**Work to be completed**. Write the entries out again exactly as they stand, but without the pictures.

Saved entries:
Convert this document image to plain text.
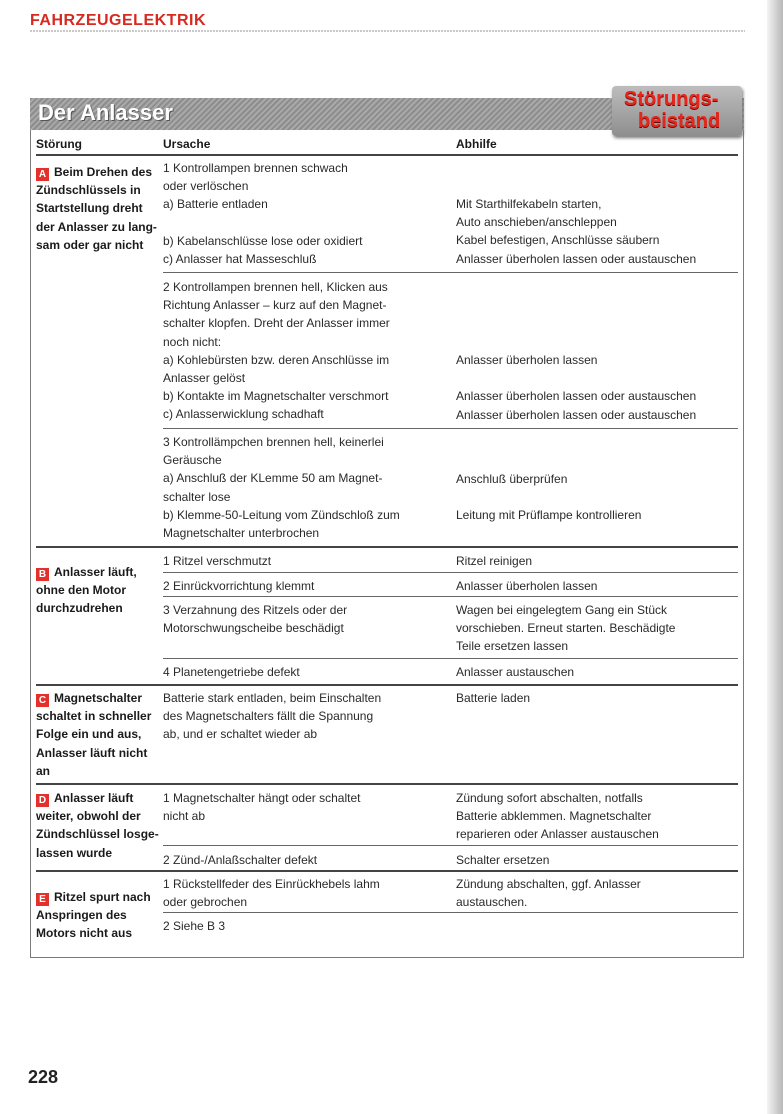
FAHRZEUGELEKTRIK
Der Anlasser
Störungs-
beistand
Störung	Ursache	Abhilfe
A Beim Drehen des
Zündschlüssels in
Startstellung dreht
der Anlasser zu lang-
sam oder gar nicht
B Anlasser läuft,
ohne den Motor
durchzudrehen
C Magnetschalter
schaltet in schneller
Folge ein und aus,
Anlasser läuft nicht
an
D Anlasser läuft
weiter, obwohl der
Zündschlüssel losge-
lassen wurde
E Ritzel spurt nach
Anspringen des
Motors nicht aus
1 Kontrollampen brennen schwach
oder verlöschen
a) Batterie entladen

b) Kabelanschlüsse lose oder oxidiert
c) Anlasser hat Masseschluß
2 Kontrollampen brennen hell, Klicken aus
Richtung Anlasser – kurz auf den Magnet-
schalter klopfen. Dreht der Anlasser immer
noch nicht:
a) Kohlebürsten bzw. deren Anschlüsse im
Anlasser gelöst
b) Kontakte im Magnetschalter verschmort
c) Anlasserwicklung schadhaft
3 Kontrollämpchen brennen hell, keinerlei
Geräusche
a) Anschluß der KLemme 50 am Magnet-
schalter lose
b) Klemme-50-Leitung vom Zündschloß zum
Magnetschalter unterbrochen
1 Ritzel verschmutzt
2 Einrückvorrichtung klemmt
3 Verzahnung des Ritzels oder der
Motorschwungscheibe beschädigt
4 Planetengetriebe defekt
Batterie stark entladen, beim Einschalten
des Magnetschalters fällt die Spannung
ab, und er schaltet wieder ab
1 Magnetschalter hängt oder schaltet
nicht ab
2 Zünd-/Anlaßschalter defekt
1 Rückstellfeder des Einrückhebels lahm
oder gebrochen
2 Siehe B 3
Mit Starthilfekabeln starten,
Auto anschieben/anschleppen
Kabel befestigen, Anschlüsse säubern
Anlasser überholen lassen oder austauschen
Anlasser überholen lassen

Anlasser überholen lassen oder austauschen
Anlasser überholen lassen oder austauschen
Anschluß überprüfen

Leitung mit Prüflampe kontrollieren
Ritzel reinigen
Anlasser überholen lassen
Wagen bei eingelegtem Gang ein Stück
vorschieben. Erneut starten. Beschädigte
Teile ersetzen lassen
Anlasser austauschen
Batterie laden
Zündung sofort abschalten, notfalls
Batterie abklemmen. Magnetschalter
reparieren oder Anlasser austauschen
Schalter ersetzen
Zündung abschalten, ggf. Anlasser
austauschen.
228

**Solution to this problem**.
Convert this document image to plain text.
FAHRZEUGELEKTRIK
Der Anlasser
Störungs-
beistand
Störung	Ursache	Abhilfe
A Beim Drehen des
Zündschlüssels in
Startstellung dreht
der Anlasser zu lang-
sam oder gar nicht
B Anlasser läuft,
ohne den Motor
durchzudrehen
C Magnetschalter
schaltet in schneller
Folge ein und aus,
Anlasser läuft nicht
an
D Anlasser läuft
weiter, obwohl der
Zündschlüssel losge-
lassen wurde
E Ritzel spurt nach
Anspringen des
Motors nicht aus
1 Kontrollampen brennen schwach
oder verlöschen
a) Batterie entladen

b) Kabelanschlüsse lose oder oxidiert
c) Anlasser hat Masseschluß
2 Kontrollampen brennen hell, Klicken aus
Richtung Anlasser – kurz auf den Magnet-
schalter klopfen. Dreht der Anlasser immer
noch nicht:
a) Kohlebürsten bzw. deren Anschlüsse im
Anlasser gelöst
b) Kontakte im Magnetschalter verschmort
c) Anlasserwicklung schadhaft
3 Kontrollämpchen brennen hell, keinerlei
Geräusche
a) Anschluß der KLemme 50 am Magnet-
schalter lose
b) Klemme-50-Leitung vom Zündschloß zum
Magnetschalter unterbrochen
1 Ritzel verschmutzt
2 Einrückvorrichtung klemmt
3 Verzahnung des Ritzels oder der
Motorschwungscheibe beschädigt
4 Planetengetriebe defekt
Batterie stark entladen, beim Einschalten
des Magnetschalters fällt die Spannung
ab, und er schaltet wieder ab
1 Magnetschalter hängt oder schaltet
nicht ab
2 Zünd-/Anlaßschalter defekt
1 Rückstellfeder des Einrückhebels lahm
oder gebrochen
2 Siehe B 3
Mit Starthilfekabeln starten,
Auto anschieben/anschleppen
Kabel befestigen, Anschlüsse säubern
Anlasser überholen lassen oder austauschen
Anlasser überholen lassen

Anlasser überholen lassen oder austauschen
Anlasser überholen lassen oder austauschen
Anschluß überprüfen

Leitung mit Prüflampe kontrollieren
Ritzel reinigen
Anlasser überholen lassen
Wagen bei eingelegtem Gang ein Stück
vorschieben. Erneut starten. Beschädigte
Teile ersetzen lassen
Anlasser austauschen
Batterie laden
Zündung sofort abschalten, notfalls
Batterie abklemmen. Magnetschalter
reparieren oder Anlasser austauschen
Schalter ersetzen
Zündung abschalten, ggf. Anlasser
austauschen.
228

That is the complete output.